Stated exercise:
Quote the whole listing verbatim.

Information supplied:
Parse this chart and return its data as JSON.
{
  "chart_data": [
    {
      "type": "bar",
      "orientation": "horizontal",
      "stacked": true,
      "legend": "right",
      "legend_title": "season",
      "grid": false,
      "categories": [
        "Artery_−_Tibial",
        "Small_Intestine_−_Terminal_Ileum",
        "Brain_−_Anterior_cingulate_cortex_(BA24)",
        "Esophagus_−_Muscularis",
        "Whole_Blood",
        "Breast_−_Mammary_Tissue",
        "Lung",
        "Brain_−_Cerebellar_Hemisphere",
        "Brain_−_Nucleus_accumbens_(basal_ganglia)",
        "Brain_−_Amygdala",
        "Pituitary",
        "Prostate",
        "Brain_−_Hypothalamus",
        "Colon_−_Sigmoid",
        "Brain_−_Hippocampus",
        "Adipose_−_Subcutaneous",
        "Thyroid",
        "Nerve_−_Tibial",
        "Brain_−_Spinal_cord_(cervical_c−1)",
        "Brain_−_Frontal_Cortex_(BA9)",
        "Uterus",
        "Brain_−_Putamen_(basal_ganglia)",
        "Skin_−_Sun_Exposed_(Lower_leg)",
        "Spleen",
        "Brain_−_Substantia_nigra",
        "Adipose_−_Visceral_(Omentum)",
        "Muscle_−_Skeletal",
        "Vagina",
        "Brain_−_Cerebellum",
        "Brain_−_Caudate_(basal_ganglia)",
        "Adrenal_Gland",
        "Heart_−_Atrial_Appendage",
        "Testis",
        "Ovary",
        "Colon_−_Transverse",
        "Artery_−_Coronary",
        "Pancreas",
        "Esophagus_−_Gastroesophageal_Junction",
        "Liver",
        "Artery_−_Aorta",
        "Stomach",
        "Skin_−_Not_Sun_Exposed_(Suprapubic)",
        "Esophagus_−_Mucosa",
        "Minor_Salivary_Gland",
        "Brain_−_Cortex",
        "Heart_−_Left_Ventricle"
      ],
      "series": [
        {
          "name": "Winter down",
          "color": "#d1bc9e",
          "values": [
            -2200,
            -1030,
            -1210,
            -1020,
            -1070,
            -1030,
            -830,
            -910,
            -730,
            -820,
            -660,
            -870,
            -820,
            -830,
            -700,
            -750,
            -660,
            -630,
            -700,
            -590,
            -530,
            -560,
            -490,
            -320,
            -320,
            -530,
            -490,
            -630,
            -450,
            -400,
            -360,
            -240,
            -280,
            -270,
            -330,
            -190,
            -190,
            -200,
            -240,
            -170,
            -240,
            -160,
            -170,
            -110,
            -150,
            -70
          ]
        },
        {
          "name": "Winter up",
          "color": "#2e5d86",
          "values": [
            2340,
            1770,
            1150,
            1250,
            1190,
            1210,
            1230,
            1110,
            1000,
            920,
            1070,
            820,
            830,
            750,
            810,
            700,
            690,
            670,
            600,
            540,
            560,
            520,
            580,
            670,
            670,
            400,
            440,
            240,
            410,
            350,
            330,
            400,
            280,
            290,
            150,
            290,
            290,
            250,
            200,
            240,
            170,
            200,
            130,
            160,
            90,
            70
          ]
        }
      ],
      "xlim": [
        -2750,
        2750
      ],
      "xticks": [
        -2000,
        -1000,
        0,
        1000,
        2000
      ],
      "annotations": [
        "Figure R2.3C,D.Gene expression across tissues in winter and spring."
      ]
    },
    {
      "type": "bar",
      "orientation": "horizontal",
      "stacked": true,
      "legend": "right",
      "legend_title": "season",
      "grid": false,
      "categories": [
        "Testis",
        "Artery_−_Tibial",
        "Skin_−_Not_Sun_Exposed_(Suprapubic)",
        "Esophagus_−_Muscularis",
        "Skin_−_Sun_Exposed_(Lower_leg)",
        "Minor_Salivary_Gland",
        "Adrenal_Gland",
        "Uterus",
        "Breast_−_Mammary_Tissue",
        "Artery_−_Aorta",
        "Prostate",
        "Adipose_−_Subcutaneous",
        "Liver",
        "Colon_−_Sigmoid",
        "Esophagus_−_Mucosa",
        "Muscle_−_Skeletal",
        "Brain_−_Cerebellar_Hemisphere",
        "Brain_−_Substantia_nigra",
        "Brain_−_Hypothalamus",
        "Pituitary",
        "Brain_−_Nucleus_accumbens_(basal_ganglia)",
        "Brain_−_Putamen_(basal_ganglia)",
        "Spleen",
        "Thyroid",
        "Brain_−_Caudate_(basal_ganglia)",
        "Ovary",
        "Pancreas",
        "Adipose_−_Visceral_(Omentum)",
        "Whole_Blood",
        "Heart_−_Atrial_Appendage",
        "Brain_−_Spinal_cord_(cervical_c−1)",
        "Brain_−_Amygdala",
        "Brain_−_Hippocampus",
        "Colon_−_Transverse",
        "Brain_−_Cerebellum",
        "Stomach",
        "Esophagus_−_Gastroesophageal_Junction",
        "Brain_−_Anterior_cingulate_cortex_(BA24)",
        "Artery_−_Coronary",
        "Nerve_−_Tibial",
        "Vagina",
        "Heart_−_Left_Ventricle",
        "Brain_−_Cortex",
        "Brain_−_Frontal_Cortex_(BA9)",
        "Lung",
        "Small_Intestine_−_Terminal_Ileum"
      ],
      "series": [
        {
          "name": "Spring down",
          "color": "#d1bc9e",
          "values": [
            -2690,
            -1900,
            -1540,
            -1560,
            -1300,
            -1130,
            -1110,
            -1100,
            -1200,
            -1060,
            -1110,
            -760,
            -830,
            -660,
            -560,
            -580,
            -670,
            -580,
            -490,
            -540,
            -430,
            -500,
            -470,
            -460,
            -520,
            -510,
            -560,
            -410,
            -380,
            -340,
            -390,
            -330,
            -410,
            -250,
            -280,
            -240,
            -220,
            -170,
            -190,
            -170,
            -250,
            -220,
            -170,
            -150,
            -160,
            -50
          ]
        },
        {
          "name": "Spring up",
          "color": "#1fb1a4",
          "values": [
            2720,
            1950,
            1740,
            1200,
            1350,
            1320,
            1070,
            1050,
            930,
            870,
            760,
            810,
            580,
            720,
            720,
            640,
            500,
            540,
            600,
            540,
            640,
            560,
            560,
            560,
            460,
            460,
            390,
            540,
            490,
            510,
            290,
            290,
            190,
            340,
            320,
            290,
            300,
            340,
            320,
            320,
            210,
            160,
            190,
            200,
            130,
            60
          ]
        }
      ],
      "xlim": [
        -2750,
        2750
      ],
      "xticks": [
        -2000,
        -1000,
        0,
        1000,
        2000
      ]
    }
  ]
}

The output:
Parse this chart and return its data as JSON.
{
  "chart_data": [
    {
      "type": "bar",
      "orientation": "horizontal",
      "stacked": true,
      "legend": "right",
      "legend_title": "season",
      "grid": false,
      "categories": [
        "Artery_−_Tibial",
        "Small_Intestine_−_Terminal_Ileum",
        "Brain_−_Anterior_cingulate_cortex_(BA24)",
        "Esophagus_−_Muscularis",
        "Whole_Blood",
        "Breast_−_Mammary_Tissue",
        "Lung",
        "Brain_−_Cerebellar_Hemisphere",
        "Brain_−_Nucleus_accumbens_(basal_ganglia)",
        "Brain_−_Amygdala",
        "Pituitary",
        "Prostate",
        "Brain_−_Hypothalamus",
        "Colon_−_Sigmoid",
        "Brain_−_Hippocampus",
        "Adipose_−_Subcutaneous",
        "Thyroid",
        "Nerve_−_Tibial",
        "Brain_−_Spinal_cord_(cervical_c−1)",
        "Brain_−_Frontal_Cortex_(BA9)",
        "Uterus",
        "Brain_−_Putamen_(basal_ganglia)",
        "Skin_−_Sun_Exposed_(Lower_leg)",
        "Spleen",
        "Brain_−_Substantia_nigra",
        "Adipose_−_Visceral_(Omentum)",
        "Muscle_−_Skeletal",
        "Vagina",
        "Brain_−_Cerebellum",
        "Brain_−_Caudate_(basal_ganglia)",
        "Adrenal_Gland",
        "Heart_−_Atrial_Appendage",
        "Testis",
        "Ovary",
        "Colon_−_Transverse",
        "Artery_−_Coronary",
        "Pancreas",
        "Esophagus_−_Gastroesophageal_Junction",
        "Liver",
        "Artery_−_Aorta",
        "Stomach",
        "Skin_−_Not_Sun_Exposed_(Suprapubic)",
        "Esophagus_−_Mucosa",
        "Minor_Salivary_Gland",
        "Brain_−_Cortex",
        "Heart_−_Left_Ventricle"
      ],
      "series": [
        {
          "name": "Winter down",
          "color": "#d1bc9e",
          "values": [
            -2200,
            -1030,
            -1210,
            -1020,
            -1070,
            -1030,
            -830,
            -910,
            -730,
            -820,
            -660,
            -870,
            -820,
            -830,
            -700,
            -750,
            -660,
            -630,
            -700,
            -590,
            -530,
            -560,
            -490,
            -320,
            -320,
            -530,
            -490,
            -630,
            -450,
            -400,
            -360,
            -240,
            -280,
            -270,
            -330,
            -190,
            -190,
            -200,
            -240,
            -170,
            -240,
            -160,
            -170,
            -110,
            -150,
            -70
          ]
        },
        {
          "name": "Winter up",
          "color": "#2e5d86",
          "values": [
            2340,
            1770,
            1150,
            1250,
            1190,
            1210,
            1230,
            1110,
            1000,
            920,
            1070,
            820,
            830,
            750,
            810,
            700,
            690,
            670,
            600,
            540,
            560,
            520,
            580,
            670,
            670,
            400,
            440,
            240,
            410,
            350,
            330,
            400,
            280,
            290,
            150,
            290,
            290,
            250,
            200,
            240,
            170,
            200,
            130,
            160,
            90,
            70
          ]
        }
      ],
      "xlim": [
        -2750,
        2750
      ],
      "xticks": [
        -2000,
        -1000,
        0,
        1000,
        2000
      ],
      "annotations": [
        "Figure R2.3C,D.Gene expression across tissues in winter and spring."
      ]
    },
    {
      "type": "bar",
      "orientation": "horizontal",
      "stacked": true,
      "legend": "right",
      "legend_title": "season",
      "grid": false,
      "categories": [
        "Testis",
        "Artery_−_Tibial",
        "Skin_−_Not_Sun_Exposed_(Suprapubic)",
        "Esophagus_−_Muscularis",
        "Skin_−_Sun_Exposed_(Lower_leg)",
        "Minor_Salivary_Gland",
        "Adrenal_Gland",
        "Uterus",
        "Breast_−_Mammary_Tissue",
        "Artery_−_Aorta",
        "Prostate",
        "Adipose_−_Subcutaneous",
        "Liver",
        "Colon_−_Sigmoid",
        "Esophagus_−_Mucosa",
        "Muscle_−_Skeletal",
        "Brain_−_Cerebellar_Hemisphere",
        "Brain_−_Substantia_nigra",
        "Brain_−_Hypothalamus",
        "Pituitary",
        "Brain_−_Nucleus_accumbens_(basal_ganglia)",
        "Brain_−_Putamen_(basal_ganglia)",
        "Spleen",
        "Thyroid",
        "Brain_−_Caudate_(basal_ganglia)",
        "Ovary",
        "Pancreas",
        "Adipose_−_Visceral_(Omentum)",
        "Whole_Blood",
        "Heart_−_Atrial_Appendage",
        "Brain_−_Spinal_cord_(cervical_c−1)",
        "Brain_−_Amygdala",
        "Brain_−_Hippocampus",
        "Colon_−_Transverse",
        "Brain_−_Cerebellum",
        "Stomach",
        "Esophagus_−_Gastroesophageal_Junction",
        "Brain_−_Anterior_cingulate_cortex_(BA24)",
        "Artery_−_Coronary",
        "Nerve_−_Tibial",
        "Vagina",
        "Heart_−_Left_Ventricle",
        "Brain_−_Cortex",
        "Brain_−_Frontal_Cortex_(BA9)",
        "Lung",
        "Small_Intestine_−_Terminal_Ileum"
      ],
      "series": [
        {
          "name": "Spring down",
          "color": "#d1bc9e",
          "values": [
            -2690,
            -1900,
            -1540,
            -1560,
            -1300,
            -1130,
            -1110,
            -1100,
            -1200,
            -1060,
            -1110,
            -760,
            -830,
            -660,
            -560,
            -580,
            -670,
            -580,
            -490,
            -540,
            -430,
            -500,
            -470,
            -460,
            -520,
            -510,
            -560,
            -410,
            -380,
            -340,
            -390,
            -330,
            -410,
            -250,
            -280,
            -240,
            -220,
            -170,
            -190,
            -170,
            -250,
            -220,
            -170,
            -150,
            -160,
            -50
          ]
        },
        {
          "name": "Spring up",
          "color": "#1fb1a4",
          "values": [
            2720,
            1950,
            1740,
            1200,
            1350,
            1320,
            1070,
            1050,
            930,
            870,
            760,
            810,
            580,
            720,
            720,
            640,
            500,
            540,
            600,
            540,
            640,
            560,
            560,
            560,
            460,
            460,
            390,
            540,
            490,
            510,
            290,
            290,
            190,
            340,
            320,
            290,
            300,
            340,
            320,
            320,
            210,
            160,
            190,
            200,
            130,
            60
          ]
        }
      ],
      "xlim": [
        -2750,
        2750
      ],
      "xticks": [
        -2000,
        -1000,
        0,
        1000,
        2000
      ]
    }
  ]
}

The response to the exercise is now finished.